Aim of the exercise
In the copy, keep every record exact and leave out all images.

Input material
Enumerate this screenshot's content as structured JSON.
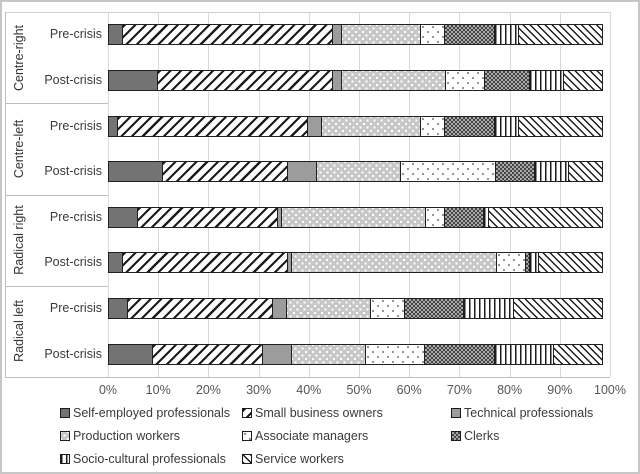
{
  "chart_data": {
    "type": "bar",
    "orientation": "horizontal-stacked",
    "title": "",
    "xlabel": "",
    "ylabel": "",
    "xlim": [
      0,
      100
    ],
    "grid": true,
    "legend_position": "bottom",
    "x_ticks": [
      {
        "v": 0,
        "label": "0%"
      },
      {
        "v": 10,
        "label": "10%"
      },
      {
        "v": 20,
        "label": "20%"
      },
      {
        "v": 30,
        "label": "30%"
      },
      {
        "v": 40,
        "label": "40%"
      },
      {
        "v": 50,
        "label": "50%"
      },
      {
        "v": 60,
        "label": "60%"
      },
      {
        "v": 70,
        "label": "70%"
      },
      {
        "v": 80,
        "label": "80%"
      },
      {
        "v": 90,
        "label": "90%"
      },
      {
        "v": 100,
        "label": "100%"
      }
    ],
    "series": [
      "Self-employed professionals",
      "Small business owners",
      "Technical professionals",
      "Production workers",
      "Associate managers",
      "Clerks",
      "Socio-cultural professionals",
      "Service workers"
    ],
    "series_patterns": [
      "solid-dark-gray",
      "wide-diagonal-stripes",
      "solid-medium-gray",
      "white-dots-on-gray",
      "gray-dots-on-white",
      "dark-checker-weave",
      "vertical-lines",
      "thin-back-diagonal-stripes"
    ],
    "groups": [
      "Centre-right",
      "Centre-left",
      "Radical right",
      "Radical left"
    ],
    "rows": [
      {
        "group": "Centre-right",
        "label": "Pre-crisis",
        "values": [
          3,
          42,
          2,
          16,
          5,
          10,
          5,
          17
        ]
      },
      {
        "group": "Centre-right",
        "label": "Post-crisis",
        "values": [
          10,
          35,
          2,
          21,
          8,
          9,
          7,
          8
        ]
      },
      {
        "group": "Centre-left",
        "label": "Pre-crisis",
        "values": [
          2,
          38,
          3,
          20,
          5,
          10,
          5,
          17
        ]
      },
      {
        "group": "Centre-left",
        "label": "Post-crisis",
        "values": [
          11,
          25,
          6,
          17,
          19,
          8,
          7,
          7
        ]
      },
      {
        "group": "Radical right",
        "label": "Pre-crisis",
        "values": [
          6,
          28,
          1,
          29,
          4,
          8,
          1,
          23
        ]
      },
      {
        "group": "Radical right",
        "label": "Post-crisis",
        "values": [
          3,
          33,
          1,
          41,
          6,
          1,
          2,
          13
        ]
      },
      {
        "group": "Radical left",
        "label": "Pre-crisis",
        "values": [
          4,
          29,
          3,
          17,
          7,
          12,
          10,
          18
        ]
      },
      {
        "group": "Radical left",
        "label": "Post-crisis",
        "values": [
          9,
          22,
          6,
          15,
          12,
          14,
          12,
          10
        ]
      }
    ]
  },
  "legend": {
    "items": [
      "Self-employed professionals",
      "Small business owners",
      "Technical professionals",
      "Production workers",
      "Associate managers",
      "Clerks",
      "Socio-cultural professionals",
      "Service workers"
    ]
  },
  "colors": {
    "dark_gray": "#737373",
    "medium_gray": "#9c9c9c",
    "light_gray": "#c7c7c7",
    "gridline": "#d9d9d9",
    "axis_line": "#bfbfbf",
    "segment_border": "#202020",
    "text": "#3a3a3a",
    "frame_border": "#c6c6c6"
  }
}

Answer to this task
Enumerate this screenshot's content as structured JSON.
{
  "chart_data": {
    "type": "bar",
    "orientation": "horizontal-stacked",
    "title": "",
    "xlabel": "",
    "ylabel": "",
    "xlim": [
      0,
      100
    ],
    "grid": true,
    "legend_position": "bottom",
    "x_ticks": [
      {
        "v": 0,
        "label": "0%"
      },
      {
        "v": 10,
        "label": "10%"
      },
      {
        "v": 20,
        "label": "20%"
      },
      {
        "v": 30,
        "label": "30%"
      },
      {
        "v": 40,
        "label": "40%"
      },
      {
        "v": 50,
        "label": "50%"
      },
      {
        "v": 60,
        "label": "60%"
      },
      {
        "v": 70,
        "label": "70%"
      },
      {
        "v": 80,
        "label": "80%"
      },
      {
        "v": 90,
        "label": "90%"
      },
      {
        "v": 100,
        "label": "100%"
      }
    ],
    "series": [
      "Self-employed professionals",
      "Small business owners",
      "Technical professionals",
      "Production workers",
      "Associate managers",
      "Clerks",
      "Socio-cultural professionals",
      "Service workers"
    ],
    "series_patterns": [
      "solid-dark-gray",
      "wide-diagonal-stripes",
      "solid-medium-gray",
      "white-dots-on-gray",
      "gray-dots-on-white",
      "dark-checker-weave",
      "vertical-lines",
      "thin-back-diagonal-stripes"
    ],
    "groups": [
      "Centre-right",
      "Centre-left",
      "Radical right",
      "Radical left"
    ],
    "rows": [
      {
        "group": "Centre-right",
        "label": "Pre-crisis",
        "values": [
          3,
          42,
          2,
          16,
          5,
          10,
          5,
          17
        ]
      },
      {
        "group": "Centre-right",
        "label": "Post-crisis",
        "values": [
          10,
          35,
          2,
          21,
          8,
          9,
          7,
          8
        ]
      },
      {
        "group": "Centre-left",
        "label": "Pre-crisis",
        "values": [
          2,
          38,
          3,
          20,
          5,
          10,
          5,
          17
        ]
      },
      {
        "group": "Centre-left",
        "label": "Post-crisis",
        "values": [
          11,
          25,
          6,
          17,
          19,
          8,
          7,
          7
        ]
      },
      {
        "group": "Radical right",
        "label": "Pre-crisis",
        "values": [
          6,
          28,
          1,
          29,
          4,
          8,
          1,
          23
        ]
      },
      {
        "group": "Radical right",
        "label": "Post-crisis",
        "values": [
          3,
          33,
          1,
          41,
          6,
          1,
          2,
          13
        ]
      },
      {
        "group": "Radical left",
        "label": "Pre-crisis",
        "values": [
          4,
          29,
          3,
          17,
          7,
          12,
          10,
          18
        ]
      },
      {
        "group": "Radical left",
        "label": "Post-crisis",
        "values": [
          9,
          22,
          6,
          15,
          12,
          14,
          12,
          10
        ]
      }
    ]
  },
  "legend": {
    "items": [
      "Self-employed professionals",
      "Small business owners",
      "Technical professionals",
      "Production workers",
      "Associate managers",
      "Clerks",
      "Socio-cultural professionals",
      "Service workers"
    ]
  },
  "colors": {
    "dark_gray": "#737373",
    "medium_gray": "#9c9c9c",
    "light_gray": "#c7c7c7",
    "gridline": "#d9d9d9",
    "axis_line": "#bfbfbf",
    "segment_border": "#202020",
    "text": "#3a3a3a",
    "frame_border": "#c6c6c6"
  }
}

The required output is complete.